[STATED PROBLEM]: Reproduce the records exactly.

>> Start EXERCISE MATERIAL

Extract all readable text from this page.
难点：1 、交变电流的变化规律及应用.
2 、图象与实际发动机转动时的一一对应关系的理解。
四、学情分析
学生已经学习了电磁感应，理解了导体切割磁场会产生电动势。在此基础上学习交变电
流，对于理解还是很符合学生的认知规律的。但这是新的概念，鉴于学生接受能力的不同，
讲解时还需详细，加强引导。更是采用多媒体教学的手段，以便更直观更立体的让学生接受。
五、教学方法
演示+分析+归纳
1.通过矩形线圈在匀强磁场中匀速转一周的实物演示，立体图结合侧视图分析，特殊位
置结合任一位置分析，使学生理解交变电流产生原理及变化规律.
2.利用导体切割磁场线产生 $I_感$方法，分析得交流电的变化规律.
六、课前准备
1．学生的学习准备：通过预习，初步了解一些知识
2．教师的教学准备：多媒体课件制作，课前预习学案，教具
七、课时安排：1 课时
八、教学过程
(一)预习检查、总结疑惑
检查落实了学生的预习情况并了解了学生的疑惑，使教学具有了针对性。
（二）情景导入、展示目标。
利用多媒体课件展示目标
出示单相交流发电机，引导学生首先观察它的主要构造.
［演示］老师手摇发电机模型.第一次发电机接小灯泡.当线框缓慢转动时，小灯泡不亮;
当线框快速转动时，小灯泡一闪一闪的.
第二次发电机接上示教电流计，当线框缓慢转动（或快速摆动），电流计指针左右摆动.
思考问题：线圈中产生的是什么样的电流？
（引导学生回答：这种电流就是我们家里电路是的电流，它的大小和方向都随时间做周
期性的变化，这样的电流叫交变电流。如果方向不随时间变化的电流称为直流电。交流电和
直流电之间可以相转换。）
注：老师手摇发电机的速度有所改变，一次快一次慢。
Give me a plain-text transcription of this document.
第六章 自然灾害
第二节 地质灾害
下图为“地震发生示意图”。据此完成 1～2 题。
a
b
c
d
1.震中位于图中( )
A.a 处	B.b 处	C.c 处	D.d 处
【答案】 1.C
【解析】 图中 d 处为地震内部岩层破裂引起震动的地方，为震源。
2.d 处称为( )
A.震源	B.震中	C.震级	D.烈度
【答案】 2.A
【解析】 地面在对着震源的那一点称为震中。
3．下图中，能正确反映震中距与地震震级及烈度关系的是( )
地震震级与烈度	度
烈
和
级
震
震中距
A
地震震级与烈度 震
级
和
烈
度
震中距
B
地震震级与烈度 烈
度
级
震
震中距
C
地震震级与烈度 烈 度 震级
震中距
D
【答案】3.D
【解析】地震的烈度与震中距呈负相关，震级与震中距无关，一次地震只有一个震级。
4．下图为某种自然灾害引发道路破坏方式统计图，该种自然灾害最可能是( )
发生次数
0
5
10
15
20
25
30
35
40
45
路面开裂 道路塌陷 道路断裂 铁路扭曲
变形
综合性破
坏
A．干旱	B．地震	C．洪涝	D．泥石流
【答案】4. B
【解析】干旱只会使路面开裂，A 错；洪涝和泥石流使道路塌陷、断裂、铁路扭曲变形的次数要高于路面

>> End EXERCISE MATERIAL

[COMPLETE ANSWER]:
Extract all readable text from this page.
难点：1 、交变电流的变化规律及应用.
2 、图象与实际发动机转动时的一一对应关系的理解。
四、学情分析
学生已经学习了电磁感应，理解了导体切割磁场会产生电动势。在此基础上学习交变电
流，对于理解还是很符合学生的认知规律的。但这是新的概念，鉴于学生接受能力的不同，
讲解时还需详细，加强引导。更是采用多媒体教学的手段，以便更直观更立体的让学生接受。
五、教学方法
演示+分析+归纳
1.通过矩形线圈在匀强磁场中匀速转一周的实物演示，立体图结合侧视图分析，特殊位
置结合任一位置分析，使学生理解交变电流产生原理及变化规律.
2.利用导体切割磁场线产生 $I_感$方法，分析得交流电的变化规律.
六、课前准备
1．学生的学习准备：通过预习，初步了解一些知识
2．教师的教学准备：多媒体课件制作，课前预习学案，教具
七、课时安排：1 课时
八、教学过程
(一)预习检查、总结疑惑
检查落实了学生的预习情况并了解了学生的疑惑，使教学具有了针对性。
（二）情景导入、展示目标。
利用多媒体课件展示目标
出示单相交流发电机，引导学生首先观察它的主要构造.
［演示］老师手摇发电机模型.第一次发电机接小灯泡.当线框缓慢转动时，小灯泡不亮;
当线框快速转动时，小灯泡一闪一闪的.
第二次发电机接上示教电流计，当线框缓慢转动（或快速摆动），电流计指针左右摆动.
思考问题：线圈中产生的是什么样的电流？
（引导学生回答：这种电流就是我们家里电路是的电流，它的大小和方向都随时间做周
期性的变化，这样的电流叫交变电流。如果方向不随时间变化的电流称为直流电。交流电和
直流电之间可以相转换。）
注：老师手摇发电机的速度有所改变，一次快一次慢。
Give me a plain-text transcription of this document.
第六章 自然灾害
第二节 地质灾害
下图为“地震发生示意图”。据此完成 1～2 题。
a
b
c
d
1.震中位于图中( )
A.a 处	B.b 处	C.c 处	D.d 处
【答案】 1.C
【解析】 图中 d 处为地震内部岩层破裂引起震动的地方，为震源。
2.d 处称为( )
A.震源	B.震中	C.震级	D.烈度
【答案】 2.A
【解析】 地面在对着震源的那一点称为震中。
3．下图中，能正确反映震中距与地震震级及烈度关系的是( )
地震震级与烈度	度
烈
和
级
震
震中距
A
地震震级与烈度 震
级
和
烈
度
震中距
B
地震震级与烈度 烈
度
级
震
震中距
C
地震震级与烈度 烈 度 震级
震中距
D
【答案】3.D
【解析】地震的烈度与震中距呈负相关，震级与震中距无关，一次地震只有一个震级。
4．下图为某种自然灾害引发道路破坏方式统计图，该种自然灾害最可能是( )
发生次数
0
5
10
15
20
25
30
35
40
45
路面开裂 道路塌陷 道路断裂 铁路扭曲
变形
综合性破
坏
A．干旱	B．地震	C．洪涝	D．泥石流
【答案】4. B
【解析】干旱只会使路面开裂，A 错；洪涝和泥石流使道路塌陷、断裂、铁路扭曲变形的次数要高于路面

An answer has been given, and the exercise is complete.